Records for this task below:

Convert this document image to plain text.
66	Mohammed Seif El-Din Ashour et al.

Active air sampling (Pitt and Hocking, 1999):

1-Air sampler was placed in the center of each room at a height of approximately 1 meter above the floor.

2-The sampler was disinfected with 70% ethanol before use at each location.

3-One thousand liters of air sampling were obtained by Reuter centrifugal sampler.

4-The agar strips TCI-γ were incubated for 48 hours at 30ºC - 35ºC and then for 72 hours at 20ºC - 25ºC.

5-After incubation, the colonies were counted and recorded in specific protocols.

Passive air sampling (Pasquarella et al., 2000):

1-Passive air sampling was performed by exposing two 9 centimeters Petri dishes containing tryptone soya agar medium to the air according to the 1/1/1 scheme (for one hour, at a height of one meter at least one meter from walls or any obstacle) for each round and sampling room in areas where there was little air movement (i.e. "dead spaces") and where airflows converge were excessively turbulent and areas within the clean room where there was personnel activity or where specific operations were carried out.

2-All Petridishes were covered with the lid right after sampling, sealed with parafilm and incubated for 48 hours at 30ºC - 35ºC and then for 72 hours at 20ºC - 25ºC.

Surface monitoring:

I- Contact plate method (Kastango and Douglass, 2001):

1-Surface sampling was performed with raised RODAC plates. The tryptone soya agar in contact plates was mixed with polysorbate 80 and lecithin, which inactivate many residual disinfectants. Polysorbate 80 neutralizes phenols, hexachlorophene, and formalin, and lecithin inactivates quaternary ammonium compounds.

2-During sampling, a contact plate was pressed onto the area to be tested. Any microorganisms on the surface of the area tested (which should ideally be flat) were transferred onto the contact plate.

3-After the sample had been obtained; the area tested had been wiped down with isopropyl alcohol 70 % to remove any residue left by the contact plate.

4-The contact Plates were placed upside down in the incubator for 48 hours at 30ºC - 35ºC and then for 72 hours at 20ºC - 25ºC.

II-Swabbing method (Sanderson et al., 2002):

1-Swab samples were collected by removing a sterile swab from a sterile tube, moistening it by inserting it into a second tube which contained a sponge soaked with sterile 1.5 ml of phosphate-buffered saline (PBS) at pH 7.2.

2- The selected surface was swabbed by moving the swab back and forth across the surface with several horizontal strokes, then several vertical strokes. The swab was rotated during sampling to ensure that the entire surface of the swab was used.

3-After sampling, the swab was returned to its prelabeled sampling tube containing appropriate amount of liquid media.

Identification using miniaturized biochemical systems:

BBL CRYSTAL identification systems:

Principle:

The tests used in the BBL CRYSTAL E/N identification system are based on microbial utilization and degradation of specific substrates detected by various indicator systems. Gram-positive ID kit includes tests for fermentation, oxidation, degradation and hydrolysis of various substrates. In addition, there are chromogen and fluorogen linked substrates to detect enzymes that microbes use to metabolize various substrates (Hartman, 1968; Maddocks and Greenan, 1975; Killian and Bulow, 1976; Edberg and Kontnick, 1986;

End of Records for this task.

_Your instructions:_ Reproduce each record exactly, leaving nothing out.

_Result of the task:_
Convert this document image to plain text.
66	Mohammed Seif El-Din Ashour et al.

Active air sampling (Pitt and Hocking, 1999):

1-Air sampler was placed in the center of each room at a height of approximately 1 meter above the floor.

2-The sampler was disinfected with 70% ethanol before use at each location.

3-One thousand liters of air sampling were obtained by Reuter centrifugal sampler.

4-The agar strips TCI-γ were incubated for 48 hours at 30ºC - 35ºC and then for 72 hours at 20ºC - 25ºC.

5-After incubation, the colonies were counted and recorded in specific protocols.

Passive air sampling (Pasquarella et al., 2000):

1-Passive air sampling was performed by exposing two 9 centimeters Petri dishes containing tryptone soya agar medium to the air according to the 1/1/1 scheme (for one hour, at a height of one meter at least one meter from walls or any obstacle) for each round and sampling room in areas where there was little air movement (i.e. "dead spaces") and where airflows converge were excessively turbulent and areas within the clean room where there was personnel activity or where specific operations were carried out.

2-All Petridishes were covered with the lid right after sampling, sealed with parafilm and incubated for 48 hours at 30ºC - 35ºC and then for 72 hours at 20ºC - 25ºC.

Surface monitoring:

I- Contact plate method (Kastango and Douglass, 2001):

1-Surface sampling was performed with raised RODAC plates. The tryptone soya agar in contact plates was mixed with polysorbate 80 and lecithin, which inactivate many residual disinfectants. Polysorbate 80 neutralizes phenols, hexachlorophene, and formalin, and lecithin inactivates quaternary ammonium compounds.

2-During sampling, a contact plate was pressed onto the area to be tested. Any microorganisms on the surface of the area tested (which should ideally be flat) were transferred onto the contact plate.

3-After the sample had been obtained; the area tested had been wiped down with isopropyl alcohol 70 % to remove any residue left by the contact plate.

4-The contact Plates were placed upside down in the incubator for 48 hours at 30ºC - 35ºC and then for 72 hours at 20ºC - 25ºC.

II-Swabbing method (Sanderson et al., 2002):

1-Swab samples were collected by removing a sterile swab from a sterile tube, moistening it by inserting it into a second tube which contained a sponge soaked with sterile 1.5 ml of phosphate-buffered saline (PBS) at pH 7.2.

2- The selected surface was swabbed by moving the swab back and forth across the surface with several horizontal strokes, then several vertical strokes. The swab was rotated during sampling to ensure that the entire surface of the swab was used.

3-After sampling, the swab was returned to its prelabeled sampling tube containing appropriate amount of liquid media.

Identification using miniaturized biochemical systems:

BBL CRYSTAL identification systems:

Principle:

The tests used in the BBL CRYSTAL E/N identification system are based on microbial utilization and degradation of specific substrates detected by various indicator systems. Gram-positive ID kit includes tests for fermentation, oxidation, degradation and hydrolysis of various substrates. In addition, there are chromogen and fluorogen linked substrates to detect enzymes that microbes use to metabolize various substrates (Hartman, 1968; Maddocks and Greenan, 1975; Killian and Bulow, 1976; Edberg and Kontnick, 1986;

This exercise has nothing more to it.